Challenge:
Tell how many lines contain the word "Tacles". Reply with the number only.

Stored data:
((

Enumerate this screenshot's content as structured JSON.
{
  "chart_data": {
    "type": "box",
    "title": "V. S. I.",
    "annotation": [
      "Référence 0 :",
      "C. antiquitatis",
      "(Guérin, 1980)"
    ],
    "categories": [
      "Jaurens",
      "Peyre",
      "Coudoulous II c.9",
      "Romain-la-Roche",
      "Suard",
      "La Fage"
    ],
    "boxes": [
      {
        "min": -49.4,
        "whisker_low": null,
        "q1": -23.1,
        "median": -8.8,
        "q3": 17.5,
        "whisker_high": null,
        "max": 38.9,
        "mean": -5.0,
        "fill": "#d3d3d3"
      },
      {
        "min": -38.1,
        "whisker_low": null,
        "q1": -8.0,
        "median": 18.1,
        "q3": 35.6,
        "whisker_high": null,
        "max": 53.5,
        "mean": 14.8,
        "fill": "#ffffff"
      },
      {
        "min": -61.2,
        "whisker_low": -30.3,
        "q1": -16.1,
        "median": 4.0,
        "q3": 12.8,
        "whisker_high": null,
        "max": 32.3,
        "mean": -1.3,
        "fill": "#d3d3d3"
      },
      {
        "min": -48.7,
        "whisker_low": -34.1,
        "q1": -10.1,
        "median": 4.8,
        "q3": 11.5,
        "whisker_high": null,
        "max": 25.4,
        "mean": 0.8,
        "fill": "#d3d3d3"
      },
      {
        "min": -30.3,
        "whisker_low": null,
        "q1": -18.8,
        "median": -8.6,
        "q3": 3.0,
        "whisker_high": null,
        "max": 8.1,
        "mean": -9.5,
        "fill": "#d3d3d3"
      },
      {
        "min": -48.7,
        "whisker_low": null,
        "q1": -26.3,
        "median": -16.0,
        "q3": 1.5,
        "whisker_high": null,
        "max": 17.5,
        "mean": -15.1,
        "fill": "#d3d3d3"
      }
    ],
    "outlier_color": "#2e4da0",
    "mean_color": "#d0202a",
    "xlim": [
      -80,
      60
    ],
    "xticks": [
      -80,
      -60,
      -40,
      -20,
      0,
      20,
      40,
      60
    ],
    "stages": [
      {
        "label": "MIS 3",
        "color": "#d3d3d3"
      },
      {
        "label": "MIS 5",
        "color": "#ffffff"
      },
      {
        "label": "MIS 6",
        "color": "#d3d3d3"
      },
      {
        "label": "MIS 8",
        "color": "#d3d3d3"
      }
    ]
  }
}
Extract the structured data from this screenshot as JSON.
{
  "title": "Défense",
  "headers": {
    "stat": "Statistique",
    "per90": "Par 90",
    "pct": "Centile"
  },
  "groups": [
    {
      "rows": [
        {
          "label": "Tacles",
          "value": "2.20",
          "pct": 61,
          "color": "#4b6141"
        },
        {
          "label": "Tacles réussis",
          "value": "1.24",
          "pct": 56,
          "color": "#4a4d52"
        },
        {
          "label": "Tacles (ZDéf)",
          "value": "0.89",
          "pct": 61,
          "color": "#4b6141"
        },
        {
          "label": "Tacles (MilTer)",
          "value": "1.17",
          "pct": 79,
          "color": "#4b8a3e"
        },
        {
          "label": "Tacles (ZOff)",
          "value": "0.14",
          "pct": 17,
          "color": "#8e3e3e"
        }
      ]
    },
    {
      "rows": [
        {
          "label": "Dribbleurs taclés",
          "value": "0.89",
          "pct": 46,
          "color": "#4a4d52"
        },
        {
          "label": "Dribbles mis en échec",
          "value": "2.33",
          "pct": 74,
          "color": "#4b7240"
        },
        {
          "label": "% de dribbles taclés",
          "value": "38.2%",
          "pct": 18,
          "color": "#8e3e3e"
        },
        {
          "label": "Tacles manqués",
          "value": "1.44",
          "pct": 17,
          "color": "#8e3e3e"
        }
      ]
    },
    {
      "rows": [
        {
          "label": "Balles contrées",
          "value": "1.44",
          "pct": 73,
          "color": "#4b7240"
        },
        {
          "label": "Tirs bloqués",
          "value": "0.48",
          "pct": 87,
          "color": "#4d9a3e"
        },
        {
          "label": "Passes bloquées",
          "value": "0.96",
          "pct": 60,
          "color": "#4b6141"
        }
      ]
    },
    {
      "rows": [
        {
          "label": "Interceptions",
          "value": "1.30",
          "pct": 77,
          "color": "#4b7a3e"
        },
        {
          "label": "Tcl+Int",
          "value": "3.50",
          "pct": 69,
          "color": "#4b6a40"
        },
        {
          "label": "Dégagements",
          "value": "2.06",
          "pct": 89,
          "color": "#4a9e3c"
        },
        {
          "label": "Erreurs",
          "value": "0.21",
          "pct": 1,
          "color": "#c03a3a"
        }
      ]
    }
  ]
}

))

Reply to the task:
6